(Listings of boxed layout items)
---------------

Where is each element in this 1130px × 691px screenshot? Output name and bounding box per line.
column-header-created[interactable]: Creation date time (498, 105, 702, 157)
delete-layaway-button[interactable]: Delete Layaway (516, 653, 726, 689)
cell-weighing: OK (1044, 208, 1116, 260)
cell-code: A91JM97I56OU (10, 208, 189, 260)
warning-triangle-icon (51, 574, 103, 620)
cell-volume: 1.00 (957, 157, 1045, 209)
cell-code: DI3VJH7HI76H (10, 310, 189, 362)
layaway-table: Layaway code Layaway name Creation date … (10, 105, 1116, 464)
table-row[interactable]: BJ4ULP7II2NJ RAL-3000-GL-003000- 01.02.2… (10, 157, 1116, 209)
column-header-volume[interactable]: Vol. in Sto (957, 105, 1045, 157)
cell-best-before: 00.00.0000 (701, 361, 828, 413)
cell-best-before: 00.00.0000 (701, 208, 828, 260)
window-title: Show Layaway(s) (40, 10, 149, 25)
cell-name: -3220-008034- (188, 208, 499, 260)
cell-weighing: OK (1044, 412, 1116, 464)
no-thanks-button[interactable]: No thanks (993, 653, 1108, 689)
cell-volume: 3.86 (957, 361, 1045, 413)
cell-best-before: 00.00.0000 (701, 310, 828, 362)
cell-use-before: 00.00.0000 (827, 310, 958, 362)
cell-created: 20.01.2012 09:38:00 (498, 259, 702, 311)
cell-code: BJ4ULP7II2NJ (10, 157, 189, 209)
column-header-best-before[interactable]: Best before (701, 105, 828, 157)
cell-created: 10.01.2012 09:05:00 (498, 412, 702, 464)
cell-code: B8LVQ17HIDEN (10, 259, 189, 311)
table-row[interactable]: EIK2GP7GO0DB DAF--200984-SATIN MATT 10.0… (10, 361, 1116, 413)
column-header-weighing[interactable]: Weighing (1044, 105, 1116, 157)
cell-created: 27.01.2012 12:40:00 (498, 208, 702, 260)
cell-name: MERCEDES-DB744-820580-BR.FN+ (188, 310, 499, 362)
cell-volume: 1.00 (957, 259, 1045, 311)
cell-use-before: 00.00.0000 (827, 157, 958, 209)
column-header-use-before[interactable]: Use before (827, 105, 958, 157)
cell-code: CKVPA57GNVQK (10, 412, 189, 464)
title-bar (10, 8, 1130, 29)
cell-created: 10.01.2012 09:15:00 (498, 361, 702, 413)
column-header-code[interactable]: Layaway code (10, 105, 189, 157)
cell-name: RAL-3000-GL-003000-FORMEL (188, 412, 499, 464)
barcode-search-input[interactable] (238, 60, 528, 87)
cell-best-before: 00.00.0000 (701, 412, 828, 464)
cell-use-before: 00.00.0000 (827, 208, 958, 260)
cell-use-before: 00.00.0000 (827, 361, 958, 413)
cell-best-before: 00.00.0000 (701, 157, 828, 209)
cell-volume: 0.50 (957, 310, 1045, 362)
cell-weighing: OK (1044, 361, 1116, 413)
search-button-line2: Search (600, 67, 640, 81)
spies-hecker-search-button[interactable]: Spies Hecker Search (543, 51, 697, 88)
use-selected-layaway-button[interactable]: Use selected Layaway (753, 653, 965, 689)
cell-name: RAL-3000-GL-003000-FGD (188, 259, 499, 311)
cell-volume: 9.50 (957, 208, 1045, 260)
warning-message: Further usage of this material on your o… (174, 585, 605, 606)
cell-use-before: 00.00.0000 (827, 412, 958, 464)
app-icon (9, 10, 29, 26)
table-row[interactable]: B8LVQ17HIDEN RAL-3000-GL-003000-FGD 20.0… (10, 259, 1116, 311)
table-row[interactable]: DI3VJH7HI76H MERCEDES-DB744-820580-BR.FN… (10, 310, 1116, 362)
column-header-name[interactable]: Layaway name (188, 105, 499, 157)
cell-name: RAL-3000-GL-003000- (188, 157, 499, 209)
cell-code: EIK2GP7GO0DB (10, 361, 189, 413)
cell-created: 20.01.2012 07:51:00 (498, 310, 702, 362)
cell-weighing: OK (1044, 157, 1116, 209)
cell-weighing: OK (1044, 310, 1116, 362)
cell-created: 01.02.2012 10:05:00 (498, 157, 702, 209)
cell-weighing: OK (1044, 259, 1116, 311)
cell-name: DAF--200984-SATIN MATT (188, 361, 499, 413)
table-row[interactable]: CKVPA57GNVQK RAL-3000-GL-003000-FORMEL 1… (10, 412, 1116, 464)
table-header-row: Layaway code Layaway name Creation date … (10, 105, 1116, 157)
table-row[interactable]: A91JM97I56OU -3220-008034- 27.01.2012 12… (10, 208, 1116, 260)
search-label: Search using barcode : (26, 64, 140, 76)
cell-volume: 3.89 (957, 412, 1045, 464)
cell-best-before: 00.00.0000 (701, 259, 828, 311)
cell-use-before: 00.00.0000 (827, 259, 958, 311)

---------------

**Short exercise**
Copy the data above word for word, from its first line down to the line containing "cell-weighing: OK (1044, 208, 1116, 260)", with both ends included.

**Written answer**
Where is each element in this 1130px × 691px screenshot? Output name and bounding box per line.
column-header-created[interactable]: Creation date time (498, 105, 702, 157)
delete-layaway-button[interactable]: Delete Layaway (516, 653, 726, 689)
cell-weighing: OK (1044, 208, 1116, 260)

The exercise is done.